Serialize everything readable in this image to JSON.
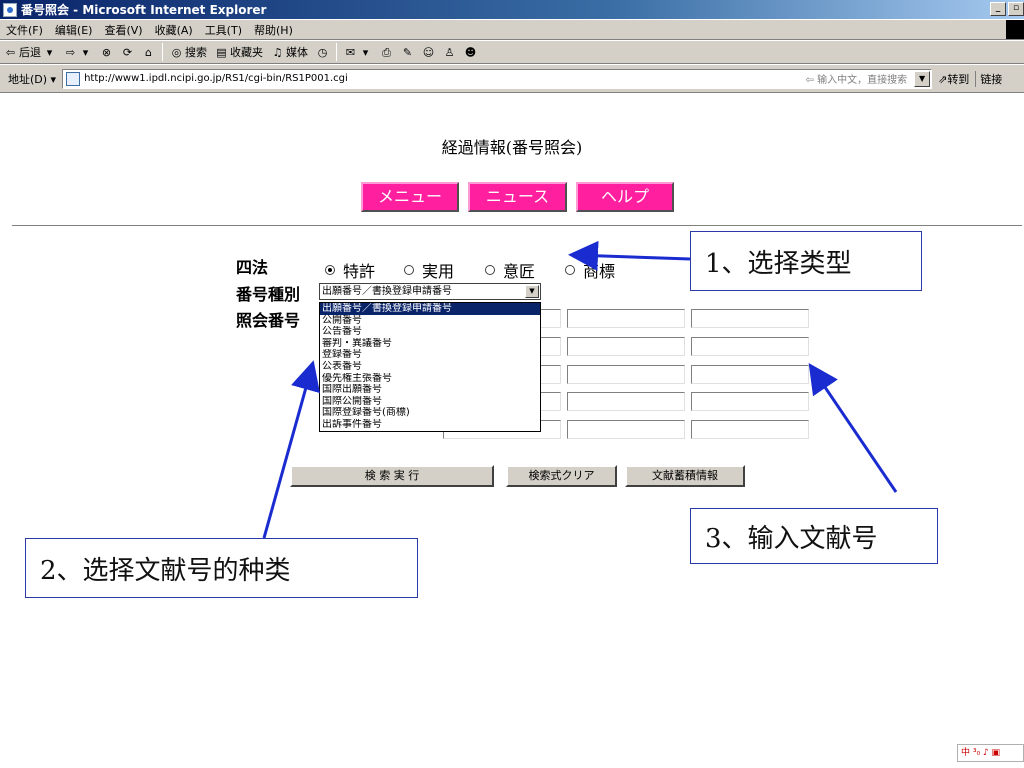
{
  "window": {
    "title": "番号照会 - Microsoft Internet Explorer",
    "controls": [
      "_",
      "▫"
    ]
  },
  "menu": [
    "文件(F)",
    "编辑(E)",
    "查看(V)",
    "收藏(A)",
    "工具(T)",
    "帮助(H)"
  ],
  "toolbar": {
    "back": "后退",
    "search": "搜索",
    "favorites": "收藏夹",
    "media": "媒体"
  },
  "address": {
    "label": "地址(D)",
    "url": "http://www1.ipdl.ncipi.go.jp/RS1/cgi-bin/RS1P001.cgi",
    "hint": "输入中文，直接搜索",
    "go": "转到",
    "links": "链接"
  },
  "page": {
    "title": "経過情報(番号照会)",
    "nav": [
      "メニュー",
      "ニュース",
      "ヘルプ"
    ],
    "law_label": "四法",
    "law_options": [
      {
        "label": "特許",
        "checked": true
      },
      {
        "label": "実用",
        "checked": false
      },
      {
        "label": "意匠",
        "checked": false
      },
      {
        "label": "商標",
        "checked": false
      }
    ],
    "type_label": "番号種別",
    "type_selected": "出願番号／書換登録申請番号",
    "type_options": [
      "出願番号／書換登録申請番号",
      "公開番号",
      "公告番号",
      "審判・異議番号",
      "登録番号",
      "公表番号",
      "優先権主張番号",
      "国際出願番号",
      "国際公開番号",
      "国際登録番号(商標)",
      "出訴事件番号"
    ],
    "query_label": "照会番号",
    "buttons": [
      "検 索 実 行",
      "検索式クリア",
      "文献蓄積情報"
    ]
  },
  "callouts": {
    "step1": "1、选择类型",
    "step2": "2、选择文献号的种类",
    "step3": "3、输入文献号"
  },
  "colors": {
    "nav_button": "#ff1f9f",
    "arrow": "#1a2cd0",
    "selection": "#0a246a"
  },
  "tray": "中 ³₀ ♪ ▣"
}
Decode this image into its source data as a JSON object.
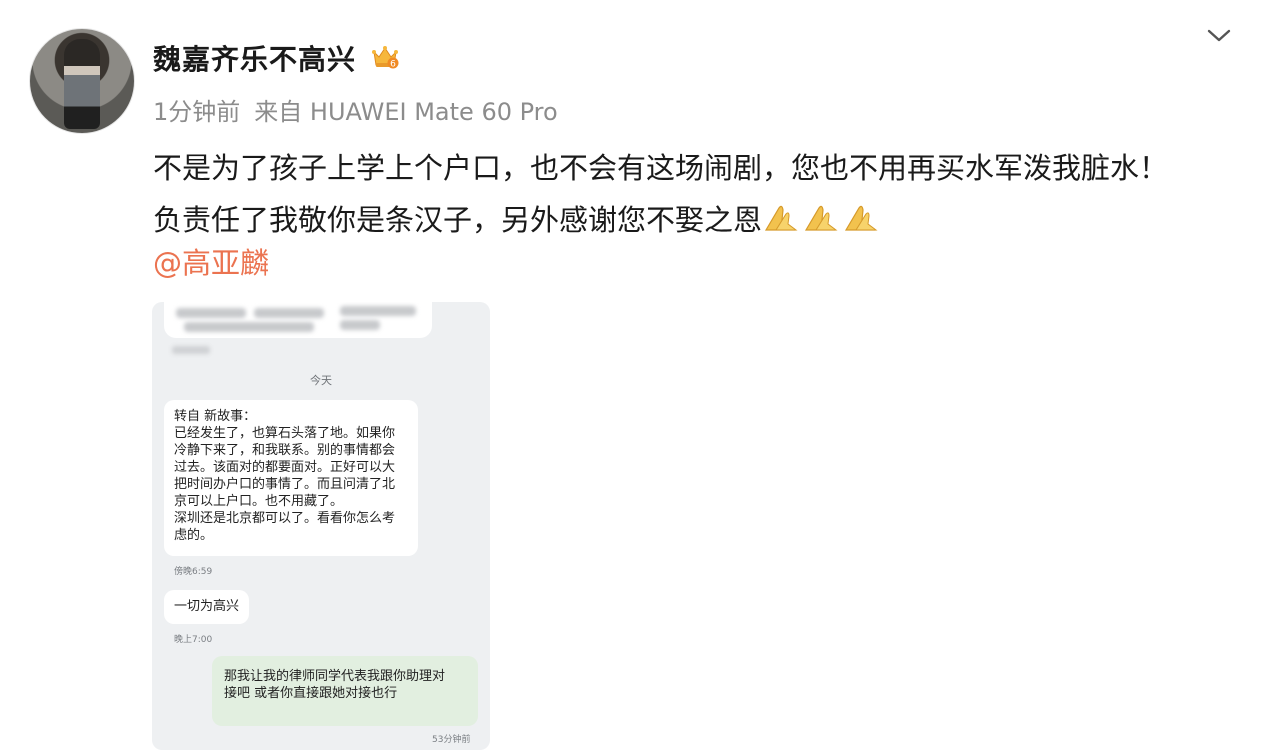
{
  "post": {
    "username": "魏嘉齐乐不高兴",
    "crown_badge_number": "6",
    "time": "1分钟前",
    "source": "来自 HUAWEI Mate 60 Pro",
    "text_lines": [
      "不是为了孩子上学上个户口，也不会有这场闹剧，您也不用再买水军泼我脏水！",
      "负责任了我敬你是条汉子，另外感谢您不娶之恩"
    ],
    "emoji": [
      "pray-emoji",
      "pray-emoji",
      "pray-emoji"
    ],
    "mention": "@高亚麟"
  },
  "chat_screenshot": {
    "date_label": "今天",
    "message_1_lines": [
      "转自 新故事：",
      "已经发生了，也算石头落了地。如果你",
      "冷静下来了，和我联系。别的事情都会",
      "过去。该面对的都要面对。正好可以大",
      "把时间办户口的事情了。而且问清了北",
      "京可以上户口。也不用藏了。",
      "深圳还是北京都可以了。看看你怎么考",
      "虑的。"
    ],
    "message_1_time": "傍晚6:59",
    "message_2": "一切为高兴",
    "message_2_time": "晚上7:00",
    "message_3_lines": [
      "那我让我的律师同学代表我跟你助理对",
      "接吧 或者你直接跟她对接也行"
    ],
    "message_3_time": "53分钟前"
  },
  "colors": {
    "mention": "#eb7350",
    "meta_gray": "#8c8c8c",
    "sent_bubble": "#e2efe0"
  }
}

——

• **DIRECTIVE**: Scan the material above. Extract every line in which the word "source" occurs.

• **FULL RESPONSE**:
Decode this image into its source data as a JSON object.
    "source": "来自 HUAWEI Mate 60 Pro",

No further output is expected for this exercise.